Your instructions: Reproduce the listing below word for word, with no pictures.

------------------------------------------------------------

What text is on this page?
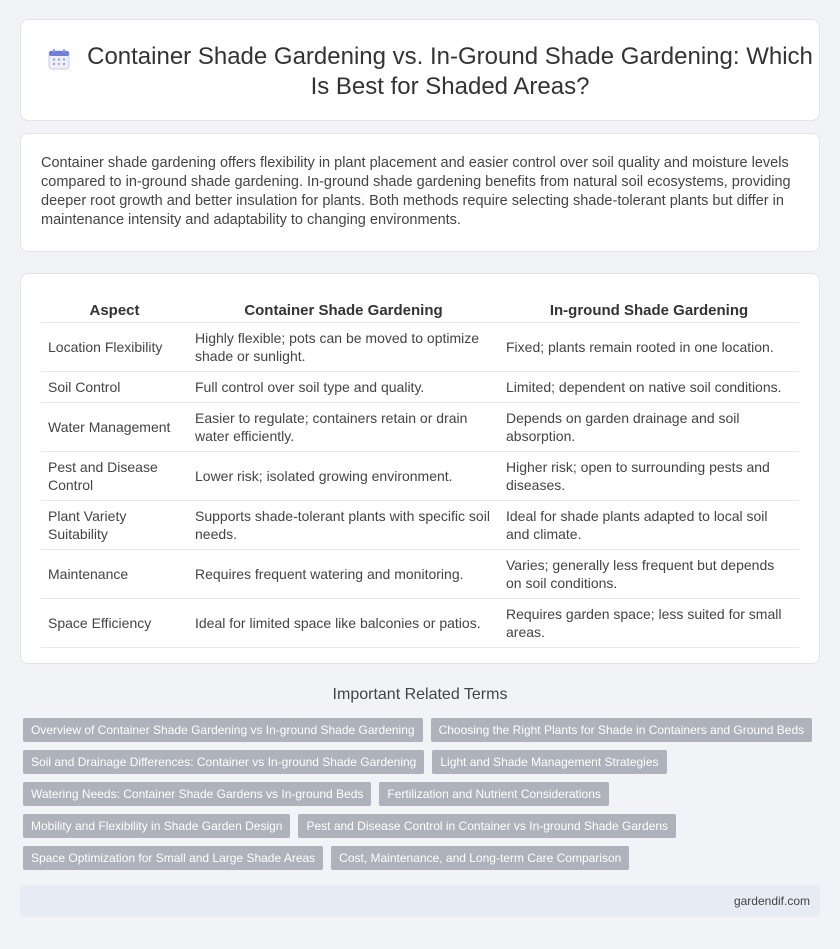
Container Shade Gardening vs. In-Ground Shade Gardening: Which Is Best for Shaded Areas?

Container shade gardening offers flexibility in plant placement and easier control over soil quality and moisture levels compared to in-ground shade gardening. In-ground shade gardening benefits from natural soil ecosystems, providing deeper root growth and better insulation for plants. Both methods require selecting shade-tolerant plants but differ in maintenance intensity and adaptability to changing environments.

Aspect	Container Shade Gardening	In-ground Shade Gardening
Location Flexibility	Highly flexible; pots can be moved to optimize shade or sunlight.	Fixed; plants remain rooted in one location.
Soil Control	Full control over soil type and quality.	Limited; dependent on native soil conditions.
Water Management	Easier to regulate; containers retain or drain water efficiently.	Depends on garden drainage and soil absorption.
Pest and Disease Control	Lower risk; isolated growing environment.	Higher risk; open to surrounding pests and diseases.
Plant Variety Suitability	Supports shade-tolerant plants with specific soil needs.	Ideal for shade plants adapted to local soil and climate.
Maintenance	Requires frequent watering and monitoring.	Varies; generally less frequent but depends on soil conditions.
Space Efficiency	Ideal for limited space like balconies or patios.	Requires garden space; less suited for small areas.
Important Related Terms
Overview of Container Shade Gardening vs In-ground Shade Gardening	Choosing the Right Plants for Shade in Containers and Ground Beds
Soil and Drainage Differences: Container vs In-ground Shade Gardening	Light and Shade Management Strategies
Watering Needs: Container Shade Gardens vs In-ground Beds	Fertilization and Nutrient Considerations
Mobility and Flexibility in Shade Garden Design	Pest and Disease Control in Container vs In-ground Shade Gardens
Space Optimization for Small and Large Shade Areas	Cost, Maintenance, and Long-term Care Comparison
gardendif.com
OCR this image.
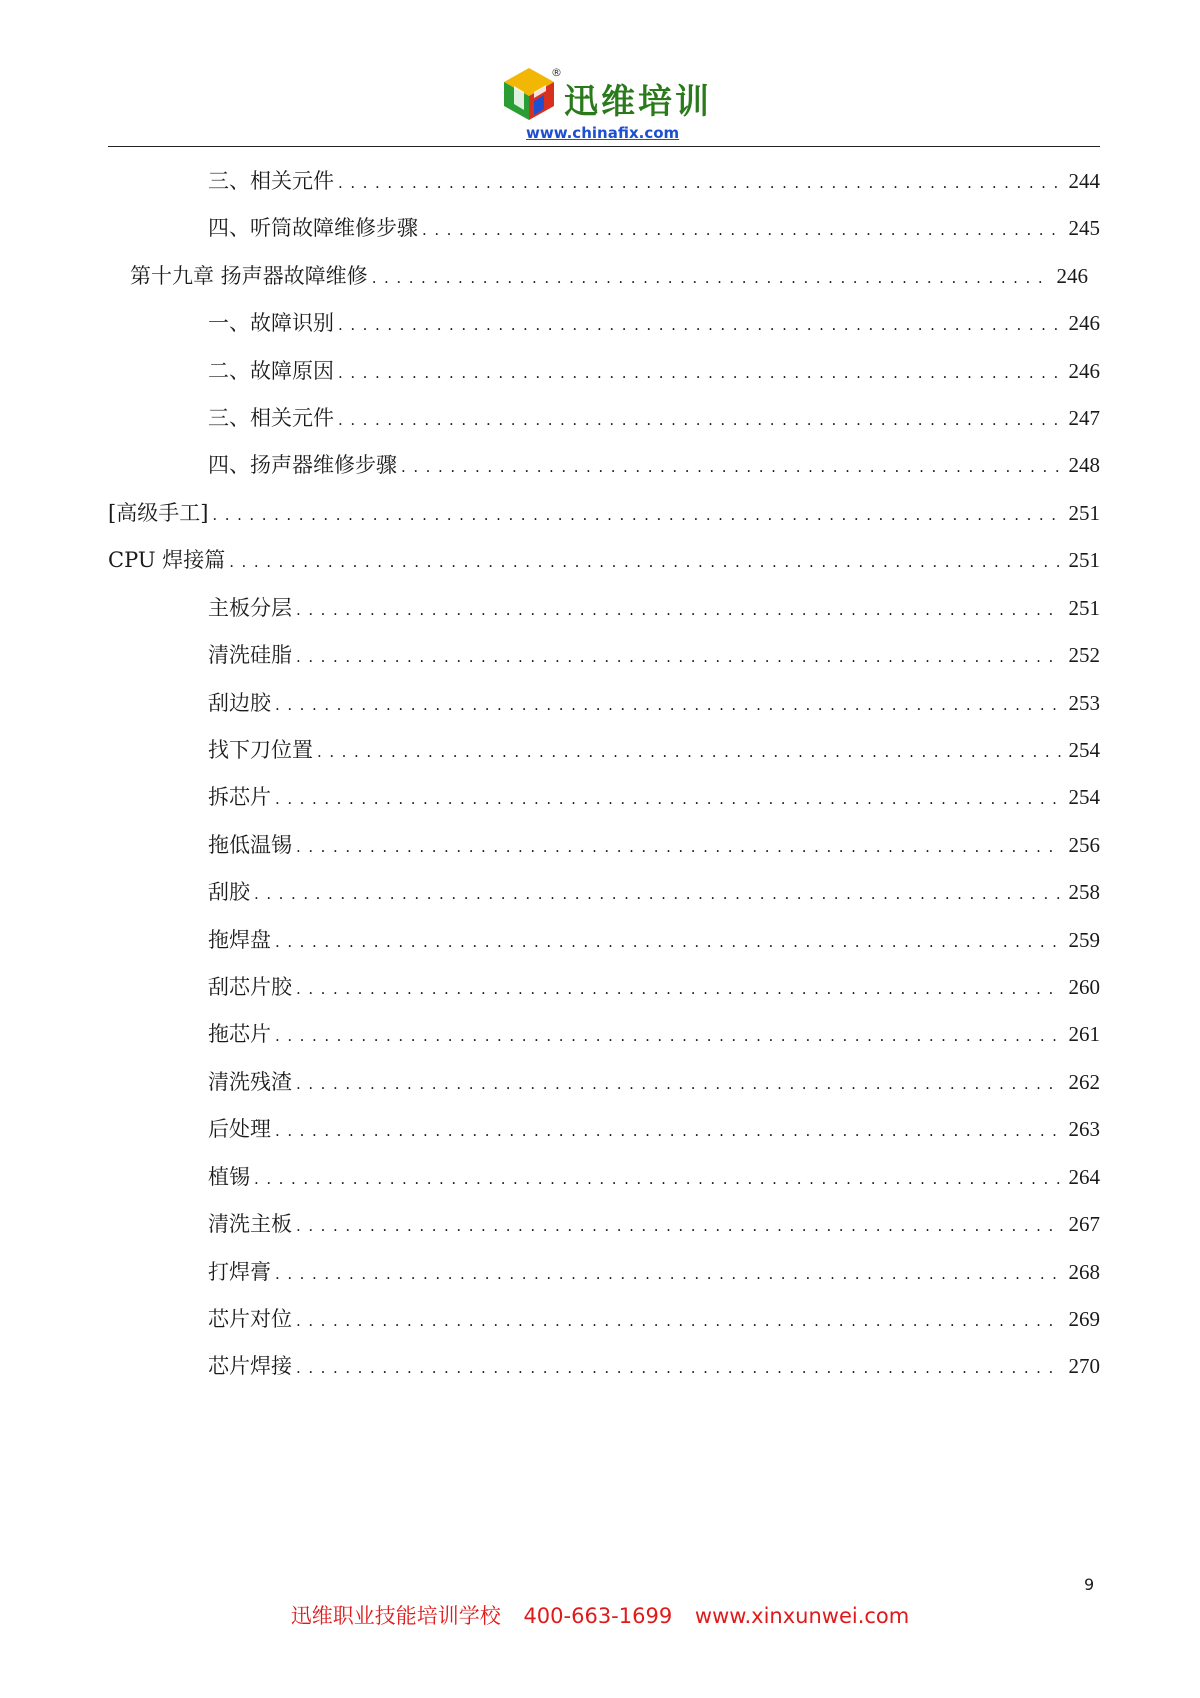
®
迅维培训
www.chinafix.com
三、相关元件 . . .	244
四、听筒故障维修步骤 . . .	245
第十九章 扬声器故障维修 . . .	246
一、故障识别 . . .	246
二、故障原因 . . .	246
三、相关元件 . . .	247
四、扬声器维修步骤 . . .	248
[高级手工] . . .	251
CPU 焊接篇 . . .	251
主板分层 . . .	251
清洗硅脂 . . .	252
刮边胶 . . .	253
找下刀位置 . . .	254
拆芯片 . . .	254
拖低温锡 . . .	256
刮胶 . . .	258
拖焊盘 . . .	259
刮芯片胶 . . .	260
拖芯片 . . .	261
清洗残渣 . . .	262
后处理 . . .	263
植锡 . . .	264
清洗主板 . . .	267
打焊膏 . . .	268
芯片对位 . . .	269
芯片焊接 . . .	270
9
迅维职业技能培训学校 400-663-1699 www.xinxunwei.com
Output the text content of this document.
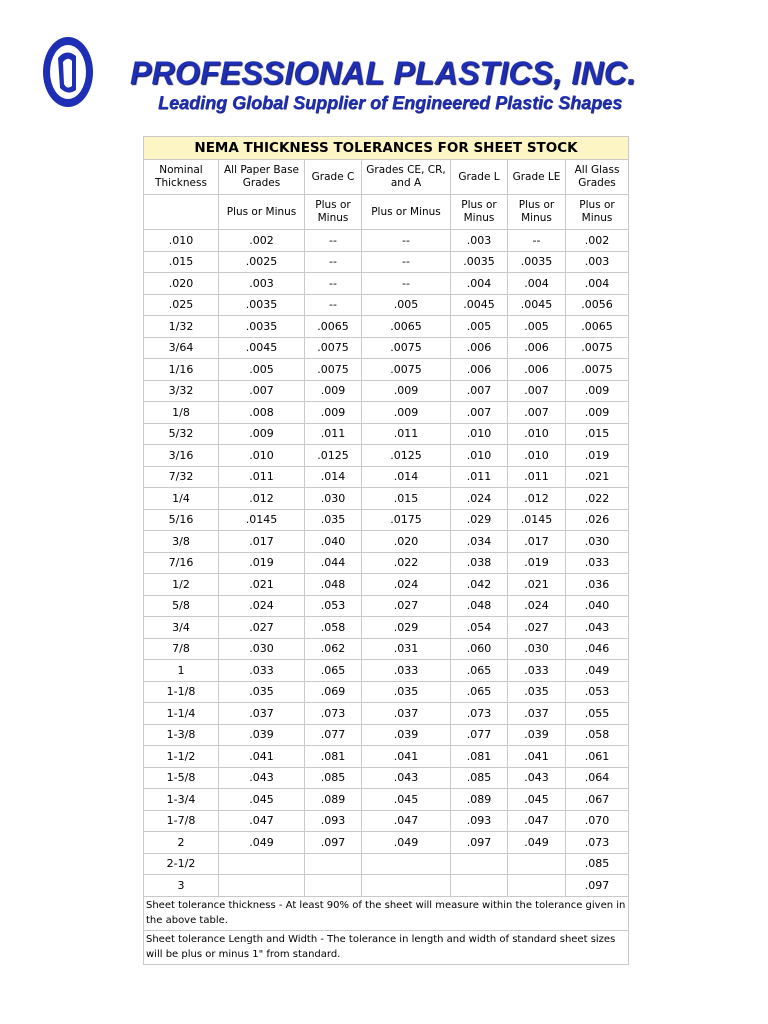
PROFESSIONAL PLASTICS, INC.
Leading Global Supplier of Engineered Plastic Shapes
NEMA THICKNESS TOLERANCES FOR SHEET STOCK						
Nominal Thickness	All Paper Base Grades	Grade C	Grades CE, CR, and A	Grade L	Grade LE	All Glass Grades
	Plus or Minus	Plus or Minus	Plus or Minus	Plus or Minus	Plus or Minus	Plus or Minus
.010	.002	--	--	.003	--	.002
.015	.0025	--	--	.0035	.0035	.003
.020	.003	--	--	.004	.004	.004
.025	.0035	--	.005	.0045	.0045	.0056
1/32	.0035	.0065	.0065	.005	.005	.0065
3/64	.0045	.0075	.0075	.006	.006	.0075
1/16	.005	.0075	.0075	.006	.006	.0075
3/32	.007	.009	.009	.007	.007	.009
1/8	.008	.009	.009	.007	.007	.009
5/32	.009	.011	.011	.010	.010	.015
3/16	.010	.0125	.0125	.010	.010	.019
7/32	.011	.014	.014	.011	.011	.021
1/4	.012	.030	.015	.024	.012	.022
5/16	.0145	.035	.0175	.029	.0145	.026
3/8	.017	.040	.020	.034	.017	.030
7/16	.019	.044	.022	.038	.019	.033
1/2	.021	.048	.024	.042	.021	.036
5/8	.024	.053	.027	.048	.024	.040
3/4	.027	.058	.029	.054	.027	.043
7/8	.030	.062	.031	.060	.030	.046
1	.033	.065	.033	.065	.033	.049
1-1/8	.035	.069	.035	.065	.035	.053
1-1/4	.037	.073	.037	.073	.037	.055
1-3/8	.039	.077	.039	.077	.039	.058
1-1/2	.041	.081	.041	.081	.041	.061
1-5/8	.043	.085	.043	.085	.043	.064
1-3/4	.045	.089	.045	.089	.045	.067
1-7/8	.047	.093	.047	.093	.047	.070
2	.049	.097	.049	.097	.049	.073
2-1/2						.085
3						.097
Sheet tolerance thickness - At least 90% of the sheet will measure within the tolerance given in the above table.						
Sheet tolerance Length and Width - The tolerance in length and width of standard sheet sizes will be plus or minus 1" from standard.						
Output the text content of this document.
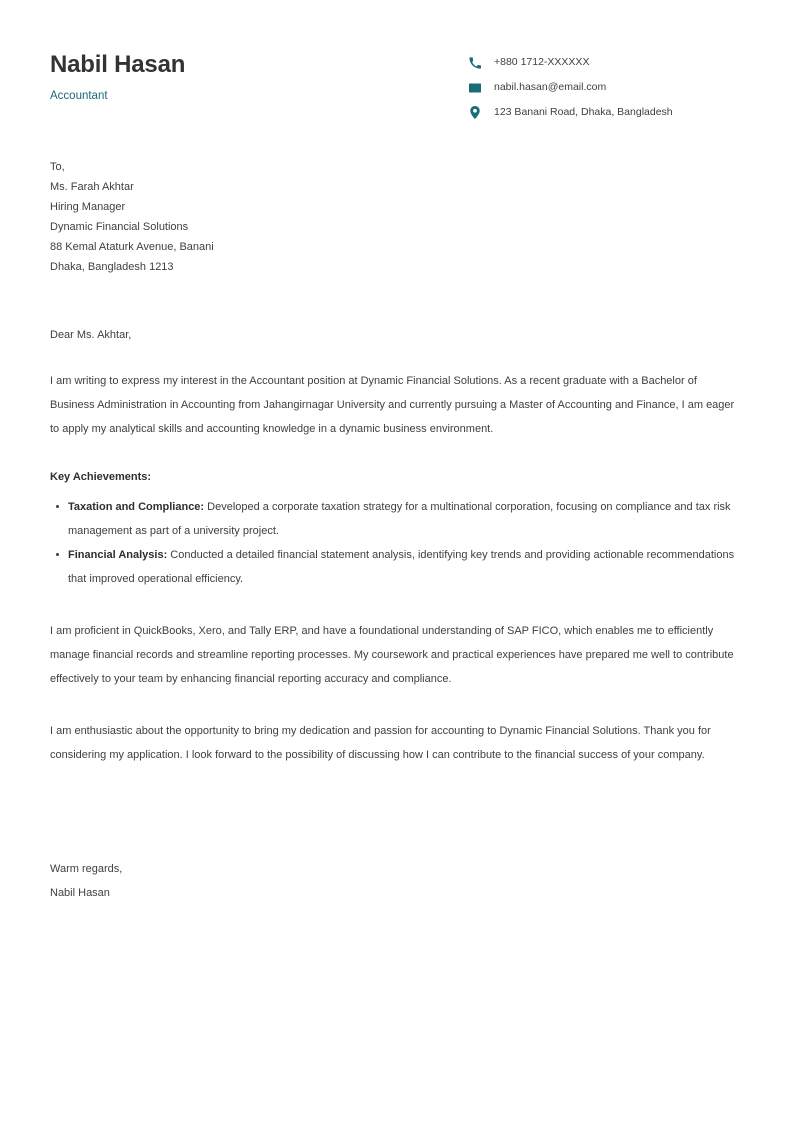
Nabil Hasan
Accountant
+880 1712-XXXXXX
nabil.hasan@email.com
123 Banani Road, Dhaka, Bangladesh
To,
Ms. Farah Akhtar
Hiring Manager
Dynamic Financial Solutions
88 Kemal Ataturk Avenue, Banani
Dhaka, Bangladesh 1213
Dear Ms. Akhtar,

I am writing to express my interest in the Accountant position at Dynamic Financial Solutions. As a recent graduate with a Bachelor of Business Administration in Accounting from Jahangirnagar University and currently pursuing a Master of Accounting and Finance, I am eager to apply my analytical skills and accounting knowledge in a dynamic business environment.

Key Achievements:
Taxation and Compliance: Developed a corporate taxation strategy for a multinational corporation, focusing on compliance and tax risk management as part of a university project.
Financial Analysis: Conducted a detailed financial statement analysis, identifying key trends and providing actionable recommendations that improved operational efficiency.

I am proficient in QuickBooks, Xero, and Tally ERP, and have a foundational understanding of SAP FICO, which enables me to efficiently manage financial records and streamline reporting processes. My coursework and practical experiences have prepared me well to contribute effectively to your team by enhancing financial reporting accuracy and compliance.

I am enthusiastic about the opportunity to bring my dedication and passion for accounting to Dynamic Financial Solutions. Thank you for considering my application. I look forward to the possibility of discussing how I can contribute to the financial success of your company.

Warm regards,
Nabil Hasan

------------------------------------------------------------

Worked solution:
What text is on this page?
Container Shade Gardening vs. In-Ground Shade Gardening: Which Is Best for Shaded Areas?

Container shade gardening offers flexibility in plant placement and easier control over soil quality and moisture levels compared to in-ground shade gardening. In-ground shade gardening benefits from natural soil ecosystems, providing deeper root growth and better insulation for plants. Both methods require selecting shade-tolerant plants but differ in maintenance intensity and adaptability to changing environments.

Aspect	Container Shade Gardening	In-ground Shade Gardening
Location Flexibility	Highly flexible; pots can be moved to optimize shade or sunlight.	Fixed; plants remain rooted in one location.
Soil Control	Full control over soil type and quality.	Limited; dependent on native soil conditions.
Water Management	Easier to regulate; containers retain or drain water efficiently.	Depends on garden drainage and soil absorption.
Pest and Disease Control	Lower risk; isolated growing environment.	Higher risk; open to surrounding pests and diseases.
Plant Variety Suitability	Supports shade-tolerant plants with specific soil needs.	Ideal for shade plants adapted to local soil and climate.
Maintenance	Requires frequent watering and monitoring.	Varies; generally less frequent but depends on soil conditions.
Space Efficiency	Ideal for limited space like balconies or patios.	Requires garden space; less suited for small areas.
Important Related Terms
Overview of Container Shade Gardening vs In-ground Shade Gardening	Choosing the Right Plants for Shade in Containers and Ground Beds
Soil and Drainage Differences: Container vs In-ground Shade Gardening	Light and Shade Management Strategies
Watering Needs: Container Shade Gardens vs In-ground Beds	Fertilization and Nutrient Considerations
Mobility and Flexibility in Shade Garden Design	Pest and Disease Control in Container vs In-ground Shade Gardens
Space Optimization for Small and Large Shade Areas	Cost, Maintenance, and Long-term Care Comparison
gardendif.com
OCR this image.
®
迅维培训
www.chinafix.com
三、相关元件 . . .	244
四、听筒故障维修步骤 . . .	245
第十九章 扬声器故障维修 . . .	246
一、故障识别 . . .	246
二、故障原因 . . .	246
三、相关元件 . . .	247
四、扬声器维修步骤 . . .	248
[高级手工] . . .	251
CPU 焊接篇 . . .	251
主板分层 . . .	251
清洗硅脂 . . .	252
刮边胶 . . .	253
找下刀位置 . . .	254
拆芯片 . . .	254
拖低温锡 . . .	256
刮胶 . . .	258
拖焊盘 . . .	259
刮芯片胶 . . .	260
拖芯片 . . .	261
清洗残渣 . . .	262
后处理 . . .	263
植锡 . . .	264
清洗主板 . . .	267
打焊膏 . . .	268
芯片对位 . . .	269
芯片焊接 . . .	270
9
迅维职业技能培训学校 400-663-1699 www.xinxunwei.com
Output the text content of this document.
PROFESSIONAL PLASTICS, INC.
Leading Global Supplier of Engineered Plastic Shapes
NEMA THICKNESS TOLERANCES FOR SHEET STOCK						
Nominal Thickness	All Paper Base Grades	Grade C	Grades CE, CR, and A	Grade L	Grade LE	All Glass Grades
	Plus or Minus	Plus or Minus	Plus or Minus	Plus or Minus	Plus or Minus	Plus or Minus
.010	.002	--	--	.003	--	.002
.015	.0025	--	--	.0035	.0035	.003
.020	.003	--	--	.004	.004	.004
.025	.0035	--	.005	.0045	.0045	.0056
1/32	.0035	.0065	.0065	.005	.005	.0065
3/64	.0045	.0075	.0075	.006	.006	.0075
1/16	.005	.0075	.0075	.006	.006	.0075
3/32	.007	.009	.009	.007	.007	.009
1/8	.008	.009	.009	.007	.007	.009
5/32	.009	.011	.011	.010	.010	.015
3/16	.010	.0125	.0125	.010	.010	.019
7/32	.011	.014	.014	.011	.011	.021
1/4	.012	.030	.015	.024	.012	.022
5/16	.0145	.035	.0175	.029	.0145	.026
3/8	.017	.040	.020	.034	.017	.030
7/16	.019	.044	.022	.038	.019	.033
1/2	.021	.048	.024	.042	.021	.036
5/8	.024	.053	.027	.048	.024	.040
3/4	.027	.058	.029	.054	.027	.043
7/8	.030	.062	.031	.060	.030	.046
1	.033	.065	.033	.065	.033	.049
1-1/8	.035	.069	.035	.065	.035	.053
1-1/4	.037	.073	.037	.073	.037	.055
1-3/8	.039	.077	.039	.077	.039	.058
1-1/2	.041	.081	.041	.081	.041	.061
1-5/8	.043	.085	.043	.085	.043	.064
1-3/4	.045	.089	.045	.089	.045	.067
1-7/8	.047	.093	.047	.093	.047	.070
2	.049	.097	.049	.097	.049	.073
2-1/2						.085
3						.097
Sheet tolerance thickness - At least 90% of the sheet will measure within the tolerance given in the above table.						
Sheet tolerance Length and Width - The tolerance in length and width of standard sheet sizes will be plus or minus 1" from standard.						
Output the text content of this document.
Nabil Hasan
Accountant
+880 1712-XXXXXX
nabil.hasan@email.com
123 Banani Road, Dhaka, Bangladesh
To,
Ms. Farah Akhtar
Hiring Manager
Dynamic Financial Solutions
88 Kemal Ataturk Avenue, Banani
Dhaka, Bangladesh 1213
Dear Ms. Akhtar,

I am writing to express my interest in the Accountant position at Dynamic Financial Solutions. As a recent graduate with a Bachelor of Business Administration in Accounting from Jahangirnagar University and currently pursuing a Master of Accounting and Finance, I am eager to apply my analytical skills and accounting knowledge in a dynamic business environment.

Key Achievements:
Taxation and Compliance: Developed a corporate taxation strategy for a multinational corporation, focusing on compliance and tax risk management as part of a university project.
Financial Analysis: Conducted a detailed financial statement analysis, identifying key trends and providing actionable recommendations that improved operational efficiency.

I am proficient in QuickBooks, Xero, and Tally ERP, and have a foundational understanding of SAP FICO, which enables me to efficiently manage financial records and streamline reporting processes. My coursework and practical experiences have prepared me well to contribute effectively to your team by enhancing financial reporting accuracy and compliance.

I am enthusiastic about the opportunity to bring my dedication and passion for accounting to Dynamic Financial Solutions. Thank you for considering my application. I look forward to the possibility of discussing how I can contribute to the financial success of your company.

Warm regards,
Nabil Hasan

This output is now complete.